Job -> Copy each line where the word "Windböen" occurs.

--- Start ---

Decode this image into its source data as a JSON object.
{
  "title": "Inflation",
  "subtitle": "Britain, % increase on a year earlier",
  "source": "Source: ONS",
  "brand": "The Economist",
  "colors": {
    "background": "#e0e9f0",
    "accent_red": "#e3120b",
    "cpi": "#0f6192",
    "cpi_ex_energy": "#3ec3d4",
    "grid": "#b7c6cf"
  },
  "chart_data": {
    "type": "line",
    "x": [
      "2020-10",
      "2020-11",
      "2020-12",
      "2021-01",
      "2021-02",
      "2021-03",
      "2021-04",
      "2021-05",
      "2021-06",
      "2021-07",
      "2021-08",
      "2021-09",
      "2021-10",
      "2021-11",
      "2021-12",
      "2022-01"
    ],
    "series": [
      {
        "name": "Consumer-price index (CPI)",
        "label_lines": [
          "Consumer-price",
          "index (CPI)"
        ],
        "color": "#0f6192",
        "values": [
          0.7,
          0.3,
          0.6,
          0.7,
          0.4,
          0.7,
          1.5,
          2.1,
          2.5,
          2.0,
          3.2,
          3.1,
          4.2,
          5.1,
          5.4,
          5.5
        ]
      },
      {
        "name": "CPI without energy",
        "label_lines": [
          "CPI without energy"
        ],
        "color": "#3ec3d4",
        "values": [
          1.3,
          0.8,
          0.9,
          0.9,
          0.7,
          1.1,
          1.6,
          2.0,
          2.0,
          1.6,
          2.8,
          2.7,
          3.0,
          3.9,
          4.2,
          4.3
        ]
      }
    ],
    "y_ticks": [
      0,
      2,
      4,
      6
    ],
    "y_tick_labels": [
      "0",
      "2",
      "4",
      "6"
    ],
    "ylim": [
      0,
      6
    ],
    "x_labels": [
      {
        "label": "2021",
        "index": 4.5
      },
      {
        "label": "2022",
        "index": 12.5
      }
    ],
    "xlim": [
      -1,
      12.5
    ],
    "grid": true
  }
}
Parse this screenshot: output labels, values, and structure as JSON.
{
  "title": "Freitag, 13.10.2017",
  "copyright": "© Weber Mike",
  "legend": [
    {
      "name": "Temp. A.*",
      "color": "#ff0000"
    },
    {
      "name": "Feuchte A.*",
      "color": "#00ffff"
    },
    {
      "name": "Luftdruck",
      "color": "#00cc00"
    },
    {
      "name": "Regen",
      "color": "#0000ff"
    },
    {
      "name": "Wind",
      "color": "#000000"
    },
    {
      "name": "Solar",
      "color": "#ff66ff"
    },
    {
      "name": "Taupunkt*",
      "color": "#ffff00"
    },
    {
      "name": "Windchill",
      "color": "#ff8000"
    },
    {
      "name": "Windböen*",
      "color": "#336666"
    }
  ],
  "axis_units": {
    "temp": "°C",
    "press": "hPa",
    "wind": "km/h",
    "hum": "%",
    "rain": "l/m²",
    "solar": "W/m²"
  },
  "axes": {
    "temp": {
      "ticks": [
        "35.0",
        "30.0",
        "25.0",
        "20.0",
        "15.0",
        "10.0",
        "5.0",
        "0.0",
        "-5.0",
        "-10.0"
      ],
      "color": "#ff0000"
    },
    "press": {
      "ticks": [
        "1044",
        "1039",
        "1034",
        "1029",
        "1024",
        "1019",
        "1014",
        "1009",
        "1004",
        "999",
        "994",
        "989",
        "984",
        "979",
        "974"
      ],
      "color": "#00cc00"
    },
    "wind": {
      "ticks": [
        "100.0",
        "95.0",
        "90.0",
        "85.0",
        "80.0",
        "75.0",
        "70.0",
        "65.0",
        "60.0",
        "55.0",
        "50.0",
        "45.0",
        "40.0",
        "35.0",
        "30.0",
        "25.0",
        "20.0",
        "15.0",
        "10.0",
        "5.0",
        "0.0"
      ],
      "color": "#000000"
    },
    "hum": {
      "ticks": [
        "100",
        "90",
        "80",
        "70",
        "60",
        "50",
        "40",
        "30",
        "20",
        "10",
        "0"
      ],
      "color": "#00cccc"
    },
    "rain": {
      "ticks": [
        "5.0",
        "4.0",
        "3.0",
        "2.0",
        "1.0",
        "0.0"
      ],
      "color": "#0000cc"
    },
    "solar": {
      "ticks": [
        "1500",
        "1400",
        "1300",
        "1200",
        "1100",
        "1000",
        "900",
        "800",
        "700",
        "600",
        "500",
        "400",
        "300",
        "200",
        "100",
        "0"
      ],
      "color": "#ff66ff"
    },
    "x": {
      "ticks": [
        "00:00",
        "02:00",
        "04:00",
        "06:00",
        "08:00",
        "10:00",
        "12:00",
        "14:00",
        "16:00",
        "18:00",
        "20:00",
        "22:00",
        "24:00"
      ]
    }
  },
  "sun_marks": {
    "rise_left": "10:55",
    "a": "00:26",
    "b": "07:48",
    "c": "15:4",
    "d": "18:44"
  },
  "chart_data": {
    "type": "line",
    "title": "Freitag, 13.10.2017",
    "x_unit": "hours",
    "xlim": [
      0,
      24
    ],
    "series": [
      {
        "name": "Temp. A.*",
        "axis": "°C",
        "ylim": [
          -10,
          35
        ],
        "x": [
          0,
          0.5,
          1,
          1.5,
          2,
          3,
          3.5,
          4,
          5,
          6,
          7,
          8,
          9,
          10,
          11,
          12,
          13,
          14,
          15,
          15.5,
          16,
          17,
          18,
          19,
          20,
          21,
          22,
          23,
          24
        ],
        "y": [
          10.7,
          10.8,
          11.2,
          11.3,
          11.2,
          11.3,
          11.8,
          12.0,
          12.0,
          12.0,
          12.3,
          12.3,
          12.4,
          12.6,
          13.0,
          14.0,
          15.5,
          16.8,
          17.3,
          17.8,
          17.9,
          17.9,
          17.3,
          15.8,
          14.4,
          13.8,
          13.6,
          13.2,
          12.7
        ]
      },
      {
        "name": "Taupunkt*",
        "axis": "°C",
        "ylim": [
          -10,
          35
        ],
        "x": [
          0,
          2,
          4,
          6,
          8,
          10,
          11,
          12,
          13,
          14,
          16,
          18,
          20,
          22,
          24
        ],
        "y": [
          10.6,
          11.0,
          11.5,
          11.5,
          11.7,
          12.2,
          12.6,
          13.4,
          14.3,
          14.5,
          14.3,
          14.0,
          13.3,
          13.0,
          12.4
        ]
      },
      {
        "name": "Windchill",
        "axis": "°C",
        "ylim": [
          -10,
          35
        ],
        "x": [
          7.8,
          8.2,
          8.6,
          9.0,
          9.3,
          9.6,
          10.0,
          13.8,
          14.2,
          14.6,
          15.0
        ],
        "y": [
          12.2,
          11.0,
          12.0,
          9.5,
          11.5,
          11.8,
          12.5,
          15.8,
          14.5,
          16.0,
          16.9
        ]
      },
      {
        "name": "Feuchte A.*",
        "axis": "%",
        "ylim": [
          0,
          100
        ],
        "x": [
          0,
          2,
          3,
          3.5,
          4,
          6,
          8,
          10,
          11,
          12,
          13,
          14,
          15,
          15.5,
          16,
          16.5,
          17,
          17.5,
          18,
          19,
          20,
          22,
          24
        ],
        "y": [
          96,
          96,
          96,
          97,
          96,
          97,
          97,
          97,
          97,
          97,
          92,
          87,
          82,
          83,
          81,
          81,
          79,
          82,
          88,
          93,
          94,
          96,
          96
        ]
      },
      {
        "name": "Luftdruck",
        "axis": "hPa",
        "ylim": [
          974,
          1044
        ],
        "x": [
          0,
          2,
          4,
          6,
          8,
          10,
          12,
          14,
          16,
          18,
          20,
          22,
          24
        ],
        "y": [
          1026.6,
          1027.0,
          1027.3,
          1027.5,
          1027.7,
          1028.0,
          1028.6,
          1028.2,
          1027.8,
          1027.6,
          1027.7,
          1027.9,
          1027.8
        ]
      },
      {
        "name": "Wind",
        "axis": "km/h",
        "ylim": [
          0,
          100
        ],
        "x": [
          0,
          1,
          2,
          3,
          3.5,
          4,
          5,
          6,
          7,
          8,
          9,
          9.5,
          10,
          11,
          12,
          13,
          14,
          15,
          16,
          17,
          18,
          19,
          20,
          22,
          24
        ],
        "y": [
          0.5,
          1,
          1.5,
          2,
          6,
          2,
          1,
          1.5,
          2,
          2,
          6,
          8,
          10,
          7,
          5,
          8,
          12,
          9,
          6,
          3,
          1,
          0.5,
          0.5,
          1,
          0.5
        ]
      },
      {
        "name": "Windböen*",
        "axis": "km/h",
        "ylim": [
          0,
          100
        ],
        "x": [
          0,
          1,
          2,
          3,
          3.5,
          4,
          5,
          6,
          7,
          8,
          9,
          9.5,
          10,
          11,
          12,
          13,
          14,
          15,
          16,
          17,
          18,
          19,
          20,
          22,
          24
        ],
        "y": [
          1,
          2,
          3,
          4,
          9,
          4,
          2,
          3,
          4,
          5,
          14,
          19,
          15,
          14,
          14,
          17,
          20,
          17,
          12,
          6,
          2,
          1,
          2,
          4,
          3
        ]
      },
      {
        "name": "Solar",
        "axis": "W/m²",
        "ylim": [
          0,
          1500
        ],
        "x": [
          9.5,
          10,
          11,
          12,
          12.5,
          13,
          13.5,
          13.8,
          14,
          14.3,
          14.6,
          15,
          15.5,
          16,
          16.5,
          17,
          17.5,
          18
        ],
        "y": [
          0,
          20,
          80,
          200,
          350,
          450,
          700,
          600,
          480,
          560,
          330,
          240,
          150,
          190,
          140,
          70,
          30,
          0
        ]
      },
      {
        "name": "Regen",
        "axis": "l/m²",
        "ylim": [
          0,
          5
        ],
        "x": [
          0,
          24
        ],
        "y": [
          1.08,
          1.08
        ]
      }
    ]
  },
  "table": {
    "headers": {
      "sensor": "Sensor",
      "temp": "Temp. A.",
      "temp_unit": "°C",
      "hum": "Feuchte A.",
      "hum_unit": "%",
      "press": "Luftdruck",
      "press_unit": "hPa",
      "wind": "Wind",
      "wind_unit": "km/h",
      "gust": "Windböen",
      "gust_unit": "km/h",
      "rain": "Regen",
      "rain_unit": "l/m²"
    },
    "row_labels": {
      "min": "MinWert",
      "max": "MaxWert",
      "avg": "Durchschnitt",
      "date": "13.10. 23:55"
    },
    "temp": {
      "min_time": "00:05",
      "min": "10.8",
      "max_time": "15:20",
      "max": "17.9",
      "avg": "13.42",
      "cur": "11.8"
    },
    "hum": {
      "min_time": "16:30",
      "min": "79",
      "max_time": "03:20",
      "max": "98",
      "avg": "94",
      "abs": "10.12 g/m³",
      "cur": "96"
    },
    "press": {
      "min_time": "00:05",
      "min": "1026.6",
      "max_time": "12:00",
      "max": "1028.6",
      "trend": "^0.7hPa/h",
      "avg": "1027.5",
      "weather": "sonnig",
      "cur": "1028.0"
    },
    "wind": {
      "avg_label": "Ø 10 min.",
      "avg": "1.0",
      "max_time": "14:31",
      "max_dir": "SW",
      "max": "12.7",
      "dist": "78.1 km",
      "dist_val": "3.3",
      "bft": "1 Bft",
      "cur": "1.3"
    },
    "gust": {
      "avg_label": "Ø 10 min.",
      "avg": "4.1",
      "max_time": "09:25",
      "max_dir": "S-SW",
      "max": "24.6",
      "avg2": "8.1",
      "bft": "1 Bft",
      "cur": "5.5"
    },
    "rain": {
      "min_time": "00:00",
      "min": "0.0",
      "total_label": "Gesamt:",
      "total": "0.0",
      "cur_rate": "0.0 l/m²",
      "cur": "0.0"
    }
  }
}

--- End ---

Full answer ->
      "name": "Windböen*",
        "name": "Windböen*",
      "gust": "Windböen",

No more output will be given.